Requirement:
Copy out the whole listing exactly as written, leaving the pictures behind.

[Data tied to figure images]
□ □ □ □ □

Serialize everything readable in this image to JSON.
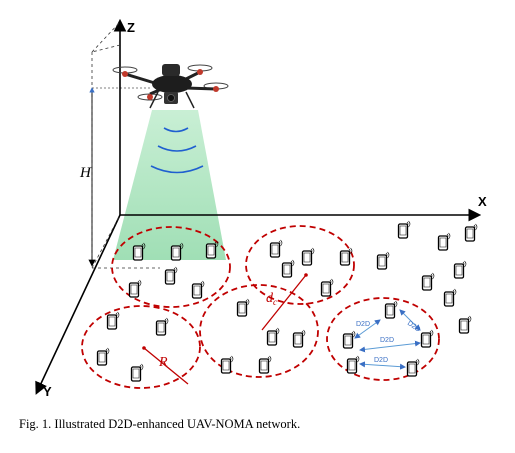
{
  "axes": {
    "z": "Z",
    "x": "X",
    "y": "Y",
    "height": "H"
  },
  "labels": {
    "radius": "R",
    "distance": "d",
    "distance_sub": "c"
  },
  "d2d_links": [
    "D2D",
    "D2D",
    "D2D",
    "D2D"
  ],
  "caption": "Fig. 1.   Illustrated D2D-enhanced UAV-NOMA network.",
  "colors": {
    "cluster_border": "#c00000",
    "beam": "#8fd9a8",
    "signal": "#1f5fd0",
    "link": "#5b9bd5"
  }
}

□ □ □ □ □

Full answer:
Serialize everything readable in this image to JSON.
{
  "axes": {
    "z": "Z",
    "x": "X",
    "y": "Y",
    "height": "H"
  },
  "labels": {
    "radius": "R",
    "distance": "d",
    "distance_sub": "c"
  },
  "d2d_links": [
    "D2D",
    "D2D",
    "D2D",
    "D2D"
  ],
  "caption": "Fig. 1.   Illustrated D2D-enhanced UAV-NOMA network.",
  "colors": {
    "cluster_border": "#c00000",
    "beam": "#8fd9a8",
    "signal": "#1f5fd0",
    "link": "#5b9bd5"
  }
}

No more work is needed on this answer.